**Direction**
Identify the lines holding "底面半径" and copy them.

------------------------------------------------

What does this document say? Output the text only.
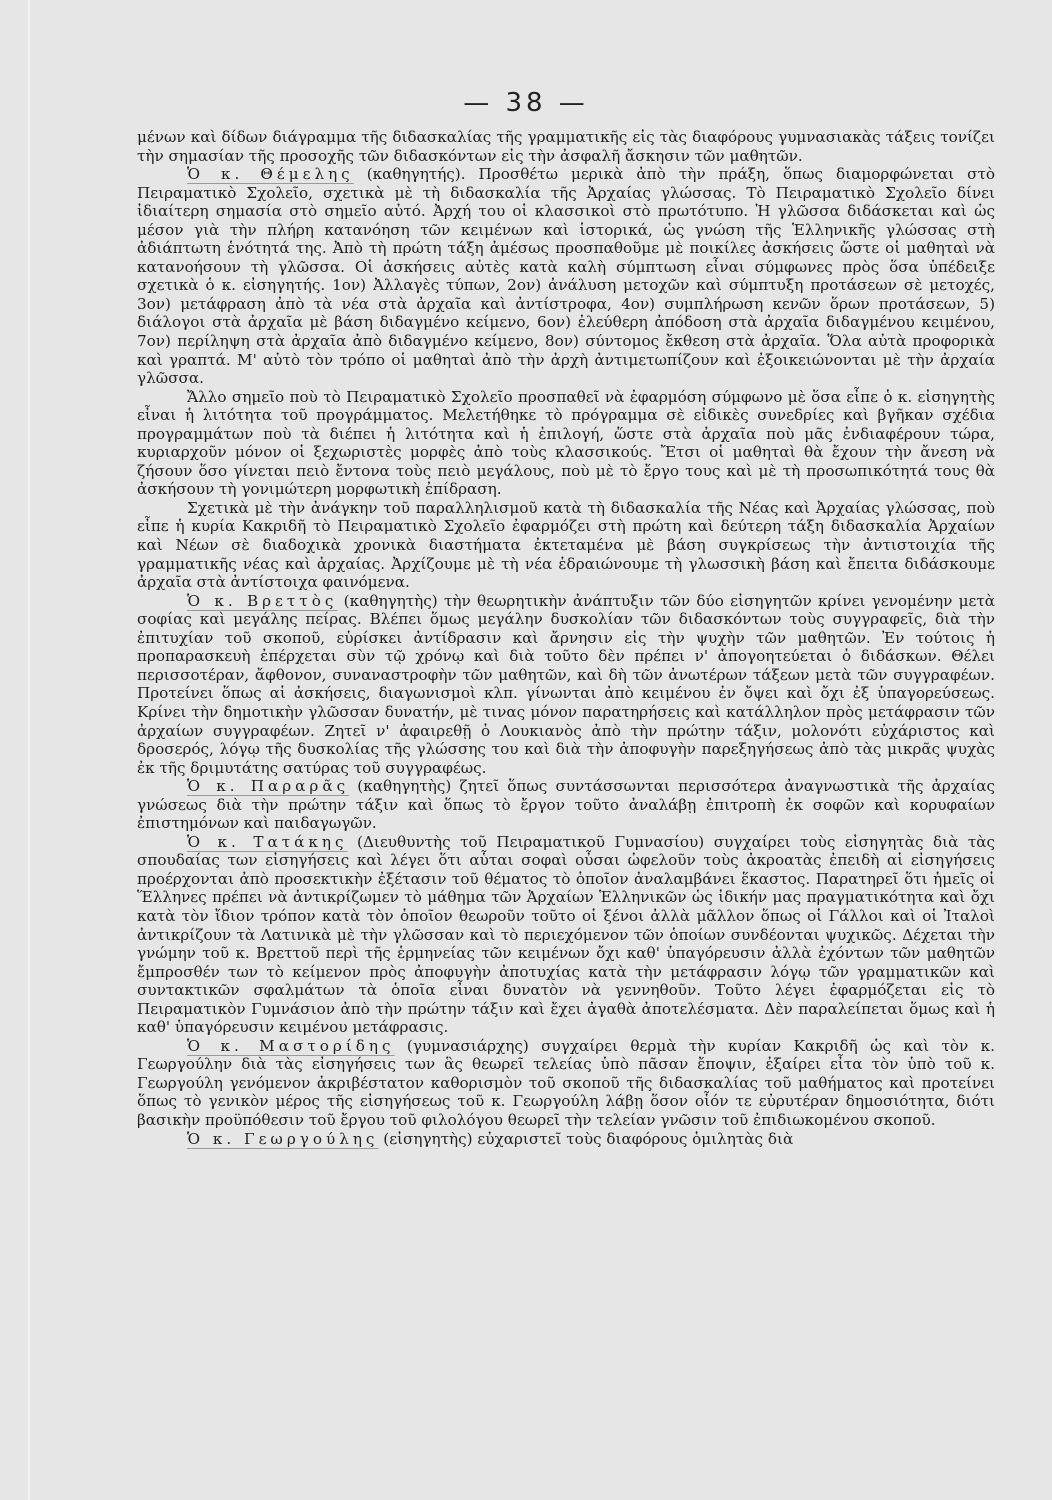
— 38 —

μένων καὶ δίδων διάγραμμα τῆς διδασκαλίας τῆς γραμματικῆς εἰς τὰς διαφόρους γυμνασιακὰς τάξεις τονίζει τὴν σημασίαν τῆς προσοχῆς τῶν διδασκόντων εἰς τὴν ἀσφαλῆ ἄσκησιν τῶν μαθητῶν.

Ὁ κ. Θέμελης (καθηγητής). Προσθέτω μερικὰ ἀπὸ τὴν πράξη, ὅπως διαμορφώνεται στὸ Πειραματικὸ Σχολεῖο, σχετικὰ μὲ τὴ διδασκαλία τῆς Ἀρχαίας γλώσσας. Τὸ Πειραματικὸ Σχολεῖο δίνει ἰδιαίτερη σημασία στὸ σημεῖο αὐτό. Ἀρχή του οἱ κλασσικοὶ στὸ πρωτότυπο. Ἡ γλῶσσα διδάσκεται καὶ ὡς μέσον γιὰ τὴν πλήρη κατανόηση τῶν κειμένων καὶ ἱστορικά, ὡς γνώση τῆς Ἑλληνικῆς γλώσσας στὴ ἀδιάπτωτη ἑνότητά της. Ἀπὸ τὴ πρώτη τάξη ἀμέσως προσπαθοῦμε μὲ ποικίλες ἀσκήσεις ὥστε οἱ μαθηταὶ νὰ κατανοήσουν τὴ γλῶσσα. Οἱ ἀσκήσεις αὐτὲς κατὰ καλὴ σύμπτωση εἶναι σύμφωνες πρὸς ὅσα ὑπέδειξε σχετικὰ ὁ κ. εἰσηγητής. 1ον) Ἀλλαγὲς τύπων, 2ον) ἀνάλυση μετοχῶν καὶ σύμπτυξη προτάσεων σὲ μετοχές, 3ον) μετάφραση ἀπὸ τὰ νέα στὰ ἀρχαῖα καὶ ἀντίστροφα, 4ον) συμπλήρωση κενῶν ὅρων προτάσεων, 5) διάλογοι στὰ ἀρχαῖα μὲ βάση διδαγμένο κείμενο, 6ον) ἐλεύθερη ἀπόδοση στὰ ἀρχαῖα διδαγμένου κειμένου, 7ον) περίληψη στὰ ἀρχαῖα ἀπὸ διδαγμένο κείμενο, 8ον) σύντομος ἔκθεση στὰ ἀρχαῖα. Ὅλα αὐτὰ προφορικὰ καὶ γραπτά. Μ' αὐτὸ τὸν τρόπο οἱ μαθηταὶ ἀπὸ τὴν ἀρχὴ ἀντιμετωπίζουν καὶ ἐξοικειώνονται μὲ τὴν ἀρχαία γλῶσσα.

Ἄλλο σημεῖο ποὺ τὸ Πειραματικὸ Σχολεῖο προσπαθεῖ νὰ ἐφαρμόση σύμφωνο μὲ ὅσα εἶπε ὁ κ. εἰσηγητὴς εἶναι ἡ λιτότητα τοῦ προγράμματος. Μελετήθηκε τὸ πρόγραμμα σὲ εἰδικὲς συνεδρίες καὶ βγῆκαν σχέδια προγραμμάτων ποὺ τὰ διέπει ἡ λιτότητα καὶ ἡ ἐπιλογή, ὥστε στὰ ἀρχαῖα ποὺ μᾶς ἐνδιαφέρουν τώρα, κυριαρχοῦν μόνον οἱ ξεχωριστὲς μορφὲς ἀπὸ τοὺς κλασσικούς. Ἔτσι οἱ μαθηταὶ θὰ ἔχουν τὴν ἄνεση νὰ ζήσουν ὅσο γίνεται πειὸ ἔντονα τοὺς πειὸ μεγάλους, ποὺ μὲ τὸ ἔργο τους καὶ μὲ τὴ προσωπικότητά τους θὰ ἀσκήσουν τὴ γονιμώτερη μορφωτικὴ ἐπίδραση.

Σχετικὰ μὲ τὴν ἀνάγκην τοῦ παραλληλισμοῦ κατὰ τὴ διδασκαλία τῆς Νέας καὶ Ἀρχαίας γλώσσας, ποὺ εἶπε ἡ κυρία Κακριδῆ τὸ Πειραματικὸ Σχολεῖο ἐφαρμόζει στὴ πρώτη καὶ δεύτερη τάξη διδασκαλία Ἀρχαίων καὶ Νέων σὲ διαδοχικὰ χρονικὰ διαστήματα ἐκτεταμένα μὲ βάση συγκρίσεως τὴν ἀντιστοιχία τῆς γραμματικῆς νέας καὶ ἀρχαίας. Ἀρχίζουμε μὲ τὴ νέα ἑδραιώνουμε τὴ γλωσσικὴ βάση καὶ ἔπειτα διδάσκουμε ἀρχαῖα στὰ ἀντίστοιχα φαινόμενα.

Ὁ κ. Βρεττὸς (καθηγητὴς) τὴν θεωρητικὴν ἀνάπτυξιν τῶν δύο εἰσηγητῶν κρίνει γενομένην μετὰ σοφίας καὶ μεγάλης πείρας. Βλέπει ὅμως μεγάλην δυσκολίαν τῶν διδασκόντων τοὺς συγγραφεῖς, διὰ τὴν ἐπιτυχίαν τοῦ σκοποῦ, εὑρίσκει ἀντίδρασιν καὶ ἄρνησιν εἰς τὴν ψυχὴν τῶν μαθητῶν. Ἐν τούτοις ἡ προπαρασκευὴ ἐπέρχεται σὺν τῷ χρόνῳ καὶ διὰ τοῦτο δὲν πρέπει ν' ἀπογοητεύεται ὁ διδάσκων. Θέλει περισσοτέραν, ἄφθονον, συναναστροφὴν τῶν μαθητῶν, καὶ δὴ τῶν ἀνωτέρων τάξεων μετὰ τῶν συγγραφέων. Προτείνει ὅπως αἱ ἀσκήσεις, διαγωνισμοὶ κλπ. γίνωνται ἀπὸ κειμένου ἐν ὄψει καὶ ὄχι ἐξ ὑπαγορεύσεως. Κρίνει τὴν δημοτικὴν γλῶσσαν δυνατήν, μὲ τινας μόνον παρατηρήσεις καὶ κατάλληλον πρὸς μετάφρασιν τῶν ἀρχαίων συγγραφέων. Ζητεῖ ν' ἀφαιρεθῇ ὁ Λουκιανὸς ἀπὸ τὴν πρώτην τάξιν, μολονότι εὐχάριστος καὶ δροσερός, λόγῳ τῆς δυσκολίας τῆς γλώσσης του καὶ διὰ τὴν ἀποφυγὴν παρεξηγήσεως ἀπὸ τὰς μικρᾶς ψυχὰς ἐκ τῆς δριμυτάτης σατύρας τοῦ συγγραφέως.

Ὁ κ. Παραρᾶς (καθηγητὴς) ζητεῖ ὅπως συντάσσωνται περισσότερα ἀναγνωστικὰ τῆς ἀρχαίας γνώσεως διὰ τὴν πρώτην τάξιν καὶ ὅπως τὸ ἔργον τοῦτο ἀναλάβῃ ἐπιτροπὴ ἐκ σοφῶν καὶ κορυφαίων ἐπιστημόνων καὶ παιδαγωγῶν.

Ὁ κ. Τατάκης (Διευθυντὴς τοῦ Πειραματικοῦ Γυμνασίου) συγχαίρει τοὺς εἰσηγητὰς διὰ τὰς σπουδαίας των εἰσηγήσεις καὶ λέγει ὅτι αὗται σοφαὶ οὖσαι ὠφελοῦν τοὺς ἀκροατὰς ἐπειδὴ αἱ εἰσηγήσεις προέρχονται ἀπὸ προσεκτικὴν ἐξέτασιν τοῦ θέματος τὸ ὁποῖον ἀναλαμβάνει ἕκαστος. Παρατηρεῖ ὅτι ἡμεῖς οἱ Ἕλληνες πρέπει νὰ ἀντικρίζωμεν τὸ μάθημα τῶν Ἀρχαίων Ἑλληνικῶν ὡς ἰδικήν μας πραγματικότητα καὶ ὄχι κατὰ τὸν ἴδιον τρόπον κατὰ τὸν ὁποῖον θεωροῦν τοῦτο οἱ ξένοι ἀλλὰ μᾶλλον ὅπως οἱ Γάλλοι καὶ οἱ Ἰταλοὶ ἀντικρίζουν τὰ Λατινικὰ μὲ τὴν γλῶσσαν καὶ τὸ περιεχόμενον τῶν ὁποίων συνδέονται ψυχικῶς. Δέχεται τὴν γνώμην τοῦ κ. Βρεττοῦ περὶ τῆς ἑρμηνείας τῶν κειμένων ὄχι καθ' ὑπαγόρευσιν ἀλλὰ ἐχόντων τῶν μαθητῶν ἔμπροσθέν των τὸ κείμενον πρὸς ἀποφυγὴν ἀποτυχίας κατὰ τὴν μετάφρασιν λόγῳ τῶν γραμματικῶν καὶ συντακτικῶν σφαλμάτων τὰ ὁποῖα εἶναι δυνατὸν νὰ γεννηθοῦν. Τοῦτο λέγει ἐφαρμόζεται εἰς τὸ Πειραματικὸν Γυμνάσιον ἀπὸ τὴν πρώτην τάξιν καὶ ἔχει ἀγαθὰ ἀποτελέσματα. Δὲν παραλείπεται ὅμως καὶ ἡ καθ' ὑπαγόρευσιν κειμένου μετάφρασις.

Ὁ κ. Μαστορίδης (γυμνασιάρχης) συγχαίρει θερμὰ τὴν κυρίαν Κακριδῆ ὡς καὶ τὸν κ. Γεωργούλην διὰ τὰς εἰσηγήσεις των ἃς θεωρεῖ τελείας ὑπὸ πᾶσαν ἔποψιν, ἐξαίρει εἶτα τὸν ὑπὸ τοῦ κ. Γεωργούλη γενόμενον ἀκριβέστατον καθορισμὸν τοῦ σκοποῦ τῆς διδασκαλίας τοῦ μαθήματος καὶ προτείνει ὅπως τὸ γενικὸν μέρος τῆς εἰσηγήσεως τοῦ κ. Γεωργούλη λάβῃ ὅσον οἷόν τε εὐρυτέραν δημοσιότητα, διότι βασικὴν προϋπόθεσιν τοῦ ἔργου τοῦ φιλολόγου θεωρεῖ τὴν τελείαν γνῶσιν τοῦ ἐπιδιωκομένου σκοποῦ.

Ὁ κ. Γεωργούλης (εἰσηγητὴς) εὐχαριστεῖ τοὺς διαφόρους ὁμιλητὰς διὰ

------------------------------------------------

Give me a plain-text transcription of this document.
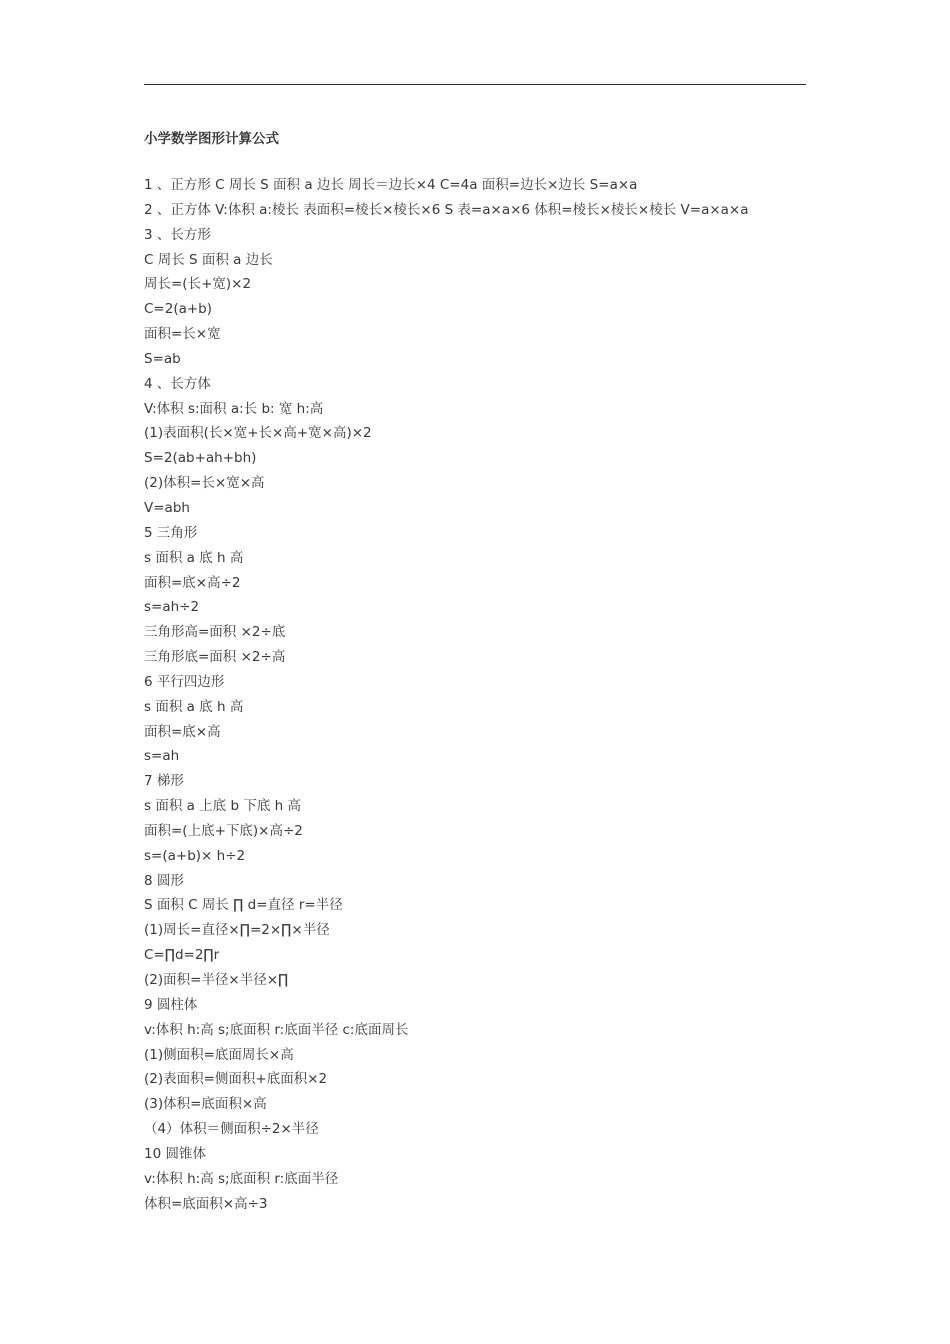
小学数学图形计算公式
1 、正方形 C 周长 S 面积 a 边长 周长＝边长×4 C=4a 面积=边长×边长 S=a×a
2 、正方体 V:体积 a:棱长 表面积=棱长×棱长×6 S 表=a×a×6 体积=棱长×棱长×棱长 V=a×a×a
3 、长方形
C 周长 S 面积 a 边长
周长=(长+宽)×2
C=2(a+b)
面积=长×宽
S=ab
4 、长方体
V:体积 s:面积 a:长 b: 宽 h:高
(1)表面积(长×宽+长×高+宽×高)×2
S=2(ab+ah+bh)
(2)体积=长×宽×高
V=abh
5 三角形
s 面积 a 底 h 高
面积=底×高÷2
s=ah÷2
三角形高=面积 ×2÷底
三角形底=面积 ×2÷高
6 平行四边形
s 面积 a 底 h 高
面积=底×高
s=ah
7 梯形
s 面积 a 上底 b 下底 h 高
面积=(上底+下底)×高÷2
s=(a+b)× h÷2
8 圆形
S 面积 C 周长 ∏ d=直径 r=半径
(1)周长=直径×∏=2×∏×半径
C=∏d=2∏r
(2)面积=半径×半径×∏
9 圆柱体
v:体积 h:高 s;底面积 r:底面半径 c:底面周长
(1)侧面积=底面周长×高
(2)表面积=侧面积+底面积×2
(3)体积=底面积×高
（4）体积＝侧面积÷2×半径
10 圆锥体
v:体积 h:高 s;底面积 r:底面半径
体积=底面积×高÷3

------------------------------------------------

**Written answer**
v:体积 h:高 s;底面积 r:底面半径 c:底面周长
v:体积 h:高 s;底面积 r:底面半径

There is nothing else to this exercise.